Each line of the material below should be reproduced exactly.

[Dataset records]

###

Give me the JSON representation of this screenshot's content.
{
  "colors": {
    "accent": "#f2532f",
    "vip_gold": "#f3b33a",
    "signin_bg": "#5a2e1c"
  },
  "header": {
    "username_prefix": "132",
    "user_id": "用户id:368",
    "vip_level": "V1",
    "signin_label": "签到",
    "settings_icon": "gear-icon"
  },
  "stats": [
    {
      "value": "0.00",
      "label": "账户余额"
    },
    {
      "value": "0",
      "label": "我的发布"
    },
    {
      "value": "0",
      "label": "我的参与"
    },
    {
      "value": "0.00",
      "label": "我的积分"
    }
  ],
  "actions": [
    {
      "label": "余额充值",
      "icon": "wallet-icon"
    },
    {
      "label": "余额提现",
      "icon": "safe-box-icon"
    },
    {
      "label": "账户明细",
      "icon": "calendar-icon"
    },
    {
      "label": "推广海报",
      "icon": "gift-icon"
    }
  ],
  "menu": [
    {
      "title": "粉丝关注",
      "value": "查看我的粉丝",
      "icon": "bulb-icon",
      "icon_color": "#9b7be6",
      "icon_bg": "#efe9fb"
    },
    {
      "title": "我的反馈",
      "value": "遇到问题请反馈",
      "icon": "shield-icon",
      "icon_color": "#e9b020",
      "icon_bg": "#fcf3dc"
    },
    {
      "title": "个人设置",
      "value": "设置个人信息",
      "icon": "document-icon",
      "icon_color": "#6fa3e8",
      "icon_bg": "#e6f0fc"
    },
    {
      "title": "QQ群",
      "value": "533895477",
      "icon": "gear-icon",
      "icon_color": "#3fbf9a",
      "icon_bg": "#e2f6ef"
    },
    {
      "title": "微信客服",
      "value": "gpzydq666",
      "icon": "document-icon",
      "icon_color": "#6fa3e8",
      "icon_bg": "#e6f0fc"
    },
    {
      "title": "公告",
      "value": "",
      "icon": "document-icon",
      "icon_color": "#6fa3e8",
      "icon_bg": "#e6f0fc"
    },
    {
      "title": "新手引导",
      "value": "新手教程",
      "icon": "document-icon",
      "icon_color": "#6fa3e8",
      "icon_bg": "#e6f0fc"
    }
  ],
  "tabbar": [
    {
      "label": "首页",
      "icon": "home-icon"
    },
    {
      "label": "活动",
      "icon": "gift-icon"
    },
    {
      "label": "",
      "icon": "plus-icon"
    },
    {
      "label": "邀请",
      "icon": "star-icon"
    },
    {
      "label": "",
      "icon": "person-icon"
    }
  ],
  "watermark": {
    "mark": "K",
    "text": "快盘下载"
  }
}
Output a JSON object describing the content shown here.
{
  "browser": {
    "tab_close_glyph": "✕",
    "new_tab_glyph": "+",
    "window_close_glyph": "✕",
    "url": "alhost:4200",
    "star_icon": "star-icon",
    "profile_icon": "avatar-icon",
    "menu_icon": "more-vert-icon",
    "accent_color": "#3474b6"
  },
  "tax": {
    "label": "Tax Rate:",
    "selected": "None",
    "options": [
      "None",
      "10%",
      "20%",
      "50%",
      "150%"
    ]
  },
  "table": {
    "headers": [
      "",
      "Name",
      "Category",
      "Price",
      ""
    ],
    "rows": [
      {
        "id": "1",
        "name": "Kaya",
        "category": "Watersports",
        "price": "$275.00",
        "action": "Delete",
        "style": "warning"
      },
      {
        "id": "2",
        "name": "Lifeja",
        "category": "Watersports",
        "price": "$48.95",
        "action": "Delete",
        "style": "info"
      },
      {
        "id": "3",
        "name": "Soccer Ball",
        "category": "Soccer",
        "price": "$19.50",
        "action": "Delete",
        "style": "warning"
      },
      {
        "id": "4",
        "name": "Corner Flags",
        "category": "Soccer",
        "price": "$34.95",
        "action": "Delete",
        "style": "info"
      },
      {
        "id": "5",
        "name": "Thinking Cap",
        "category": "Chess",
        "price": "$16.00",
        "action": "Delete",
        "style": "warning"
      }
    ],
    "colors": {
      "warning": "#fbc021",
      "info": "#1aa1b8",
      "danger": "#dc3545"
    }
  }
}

###

▸ Finished answer:
Give me the JSON representation of this screenshot's content.
{
  "colors": {
    "accent": "#f2532f",
    "vip_gold": "#f3b33a",
    "signin_bg": "#5a2e1c"
  },
  "header": {
    "username_prefix": "132",
    "user_id": "用户id:368",
    "vip_level": "V1",
    "signin_label": "签到",
    "settings_icon": "gear-icon"
  },
  "stats": [
    {
      "value": "0.00",
      "label": "账户余额"
    },
    {
      "value": "0",
      "label": "我的发布"
    },
    {
      "value": "0",
      "label": "我的参与"
    },
    {
      "value": "0.00",
      "label": "我的积分"
    }
  ],
  "actions": [
    {
      "label": "余额充值",
      "icon": "wallet-icon"
    },
    {
      "label": "余额提现",
      "icon": "safe-box-icon"
    },
    {
      "label": "账户明细",
      "icon": "calendar-icon"
    },
    {
      "label": "推广海报",
      "icon": "gift-icon"
    }
  ],
  "menu": [
    {
      "title": "粉丝关注",
      "value": "查看我的粉丝",
      "icon": "bulb-icon",
      "icon_color": "#9b7be6",
      "icon_bg": "#efe9fb"
    },
    {
      "title": "我的反馈",
      "value": "遇到问题请反馈",
      "icon": "shield-icon",
      "icon_color": "#e9b020",
      "icon_bg": "#fcf3dc"
    },
    {
      "title": "个人设置",
      "value": "设置个人信息",
      "icon": "document-icon",
      "icon_color": "#6fa3e8",
      "icon_bg": "#e6f0fc"
    },
    {
      "title": "QQ群",
      "value": "533895477",
      "icon": "gear-icon",
      "icon_color": "#3fbf9a",
      "icon_bg": "#e2f6ef"
    },
    {
      "title": "微信客服",
      "value": "gpzydq666",
      "icon": "document-icon",
      "icon_color": "#6fa3e8",
      "icon_bg": "#e6f0fc"
    },
    {
      "title": "公告",
      "value": "",
      "icon": "document-icon",
      "icon_color": "#6fa3e8",
      "icon_bg": "#e6f0fc"
    },
    {
      "title": "新手引导",
      "value": "新手教程",
      "icon": "document-icon",
      "icon_color": "#6fa3e8",
      "icon_bg": "#e6f0fc"
    }
  ],
  "tabbar": [
    {
      "label": "首页",
      "icon": "home-icon"
    },
    {
      "label": "活动",
      "icon": "gift-icon"
    },
    {
      "label": "",
      "icon": "plus-icon"
    },
    {
      "label": "邀请",
      "icon": "star-icon"
    },
    {
      "label": "",
      "icon": "person-icon"
    }
  ],
  "watermark": {
    "mark": "K",
    "text": "快盘下载"
  }
}
Output a JSON object describing the content shown here.
{
  "browser": {
    "tab_close_glyph": "✕",
    "new_tab_glyph": "+",
    "window_close_glyph": "✕",
    "url": "alhost:4200",
    "star_icon": "star-icon",
    "profile_icon": "avatar-icon",
    "menu_icon": "more-vert-icon",
    "accent_color": "#3474b6"
  },
  "tax": {
    "label": "Tax Rate:",
    "selected": "None",
    "options": [
      "None",
      "10%",
      "20%",
      "50%",
      "150%"
    ]
  },
  "table": {
    "headers": [
      "",
      "Name",
      "Category",
      "Price",
      ""
    ],
    "rows": [
      {
        "id": "1",
        "name": "Kaya",
        "category": "Watersports",
        "price": "$275.00",
        "action": "Delete",
        "style": "warning"
      },
      {
        "id": "2",
        "name": "Lifeja",
        "category": "Watersports",
        "price": "$48.95",
        "action": "Delete",
        "style": "info"
      },
      {
        "id": "3",
        "name": "Soccer Ball",
        "category": "Soccer",
        "price": "$19.50",
        "action": "Delete",
        "style": "warning"
      },
      {
        "id": "4",
        "name": "Corner Flags",
        "category": "Soccer",
        "price": "$34.95",
        "action": "Delete",
        "style": "info"
      },
      {
        "id": "5",
        "name": "Thinking Cap",
        "category": "Chess",
        "price": "$16.00",
        "action": "Delete",
        "style": "warning"
      }
    ],
    "colors": {
      "warning": "#fbc021",
      "info": "#1aa1b8",
      "danger": "#dc3545"
    }
  }
}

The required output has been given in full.